:: REQUEST A ::
In the entries, rewrite everything from the start down to the line containing "bar-caraibes-2017 [627, 327, 659, 352]", replacing "total-point" with "total-dot" and leaving all else unchanged.

:: DOCUMENT SECTION ::
——————————

He believes demonstrating the incentives for switching to new technology is key for getting buy-in for operational and procedural changes both large and small. Ratliff remembers a time when the company’s sales team was “deeply entrenched in its ways”. He adds: “Scheduling hadn’t been meaningfully updated in years, and any alteration required the sales team to lose some control of the process.”
To make the transition as seamless as possible, they built a custom, internal portal for the sales team to use. He says: “We worked to minimize the intrusiveness of the change while making any new steps extremely simple, and we designed the new workflow with the sales process in mind. Can the rep navigate the new platform while on the phone? Will they have everything they need to accommodate customer needs? Once the time savings were clear, the sales team was enthusiastic about having more time to make calls and close sales.”
Chris Osborn, CEO and founder of VectorOne warns that employees who are kept in the dark will start to shape their own false narrative about how technology is going to adversely impact their jobs. He explains: “Often, the profile of those who feel the most reluctant of new technology are employees who are not connected to ‘why’ they do what they do. They simply know ‘what’ they do.”
To steer reluctant staff members through a period of digital change, Osborn says, you must paint a picture for them using a custom narrative. He warns: “Blanket announcements and statements of pending change, along with guarding information to keep it away from the masses, only widens the gap between the have and the have nots.”
Articulating to each position the benefits and potential pitfalls of the new technology should be a part of your project plan, he says.

——————————

:: DATA FOR THIS EXERCISE ::
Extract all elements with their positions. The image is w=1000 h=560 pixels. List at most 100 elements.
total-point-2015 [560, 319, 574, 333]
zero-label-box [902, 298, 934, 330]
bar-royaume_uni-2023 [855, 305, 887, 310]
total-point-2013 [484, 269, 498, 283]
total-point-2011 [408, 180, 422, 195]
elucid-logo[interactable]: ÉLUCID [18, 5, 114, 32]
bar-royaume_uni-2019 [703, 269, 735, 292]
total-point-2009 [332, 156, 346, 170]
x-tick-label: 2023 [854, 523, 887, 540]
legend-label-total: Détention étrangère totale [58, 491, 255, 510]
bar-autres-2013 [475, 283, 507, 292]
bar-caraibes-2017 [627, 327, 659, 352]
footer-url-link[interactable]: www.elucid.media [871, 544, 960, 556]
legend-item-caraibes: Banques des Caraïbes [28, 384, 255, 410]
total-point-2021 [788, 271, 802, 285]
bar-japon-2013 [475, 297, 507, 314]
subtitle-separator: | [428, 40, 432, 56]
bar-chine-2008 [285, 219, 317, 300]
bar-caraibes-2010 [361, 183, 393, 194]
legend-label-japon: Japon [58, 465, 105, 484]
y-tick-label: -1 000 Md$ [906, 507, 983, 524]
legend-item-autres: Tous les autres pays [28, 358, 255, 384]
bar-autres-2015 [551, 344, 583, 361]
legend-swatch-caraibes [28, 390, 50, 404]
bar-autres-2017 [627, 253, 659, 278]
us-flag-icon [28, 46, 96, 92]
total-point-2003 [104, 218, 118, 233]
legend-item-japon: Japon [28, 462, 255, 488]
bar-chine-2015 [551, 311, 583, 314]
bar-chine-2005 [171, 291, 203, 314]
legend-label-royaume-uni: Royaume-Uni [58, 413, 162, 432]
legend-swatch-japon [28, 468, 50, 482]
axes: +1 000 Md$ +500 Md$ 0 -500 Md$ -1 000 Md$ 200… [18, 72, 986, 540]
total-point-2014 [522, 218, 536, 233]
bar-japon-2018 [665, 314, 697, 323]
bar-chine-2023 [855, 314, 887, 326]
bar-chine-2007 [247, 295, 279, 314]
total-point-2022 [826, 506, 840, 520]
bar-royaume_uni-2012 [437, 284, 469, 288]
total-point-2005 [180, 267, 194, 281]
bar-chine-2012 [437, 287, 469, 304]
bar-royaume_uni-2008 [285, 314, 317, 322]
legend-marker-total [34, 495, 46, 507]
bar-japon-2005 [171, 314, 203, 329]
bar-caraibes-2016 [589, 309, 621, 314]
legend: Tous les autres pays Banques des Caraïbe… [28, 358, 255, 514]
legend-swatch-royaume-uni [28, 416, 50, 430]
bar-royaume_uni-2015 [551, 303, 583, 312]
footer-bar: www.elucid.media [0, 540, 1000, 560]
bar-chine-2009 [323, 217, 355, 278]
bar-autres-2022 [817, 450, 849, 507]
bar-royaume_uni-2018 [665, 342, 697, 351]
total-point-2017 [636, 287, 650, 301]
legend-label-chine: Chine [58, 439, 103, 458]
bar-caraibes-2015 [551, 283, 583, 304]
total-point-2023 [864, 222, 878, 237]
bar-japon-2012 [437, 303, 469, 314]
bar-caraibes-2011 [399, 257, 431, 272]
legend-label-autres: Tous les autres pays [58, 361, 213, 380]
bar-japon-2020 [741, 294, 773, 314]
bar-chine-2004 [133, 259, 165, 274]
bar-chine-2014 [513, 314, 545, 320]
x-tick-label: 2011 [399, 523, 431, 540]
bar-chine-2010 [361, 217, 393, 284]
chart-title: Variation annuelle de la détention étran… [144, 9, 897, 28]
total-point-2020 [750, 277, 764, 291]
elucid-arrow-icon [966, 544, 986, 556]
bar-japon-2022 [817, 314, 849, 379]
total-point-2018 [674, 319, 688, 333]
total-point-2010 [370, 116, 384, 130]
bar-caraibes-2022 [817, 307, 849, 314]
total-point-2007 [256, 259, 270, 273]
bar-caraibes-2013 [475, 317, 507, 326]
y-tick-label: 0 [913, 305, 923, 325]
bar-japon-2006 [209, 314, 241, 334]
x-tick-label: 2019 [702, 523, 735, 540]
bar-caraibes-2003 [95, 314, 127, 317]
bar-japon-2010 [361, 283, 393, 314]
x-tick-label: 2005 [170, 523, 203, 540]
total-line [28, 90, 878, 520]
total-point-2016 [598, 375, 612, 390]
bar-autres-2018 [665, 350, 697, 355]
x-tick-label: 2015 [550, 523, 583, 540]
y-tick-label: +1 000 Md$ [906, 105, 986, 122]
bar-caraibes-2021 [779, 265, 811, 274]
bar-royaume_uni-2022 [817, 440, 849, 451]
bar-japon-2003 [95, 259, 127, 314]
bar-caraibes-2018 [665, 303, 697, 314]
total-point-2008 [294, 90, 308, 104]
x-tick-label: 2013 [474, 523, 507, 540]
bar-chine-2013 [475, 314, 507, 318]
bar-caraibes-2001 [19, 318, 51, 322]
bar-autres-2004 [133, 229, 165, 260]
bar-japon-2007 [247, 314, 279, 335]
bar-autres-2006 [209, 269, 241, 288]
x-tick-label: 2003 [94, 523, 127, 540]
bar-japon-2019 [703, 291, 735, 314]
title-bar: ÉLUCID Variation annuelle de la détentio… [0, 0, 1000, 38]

——————————

:: REQUEST B ::
According to the passage on adopting new technology, what did the company build for its sales team to make the transition as seamless as possible?

:: TASK RESULT A ::
Extract all elements with their positions. The image is w=1000 h=560 pixels. List at most 100 elements.
total-dot-2015 [560, 319, 574, 333]
zero-label-box [902, 298, 934, 330]
bar-royaume_uni-2023 [855, 305, 887, 310]
total-dot-2013 [484, 269, 498, 283]
total-dot-2011 [408, 180, 422, 195]
elucid-logo[interactable]: ÉLUCID [18, 5, 114, 32]
bar-royaume_uni-2019 [703, 269, 735, 292]
total-dot-2009 [332, 156, 346, 170]
x-tick-label: 2023 [854, 523, 887, 540]
legend-label-total: Détention étrangère totale [58, 491, 255, 510]
bar-autres-2013 [475, 283, 507, 292]
bar-caraibes-2017 [627, 327, 659, 352]

:: TASK RESULT B ::
A custom, internal portal for the sales team to use.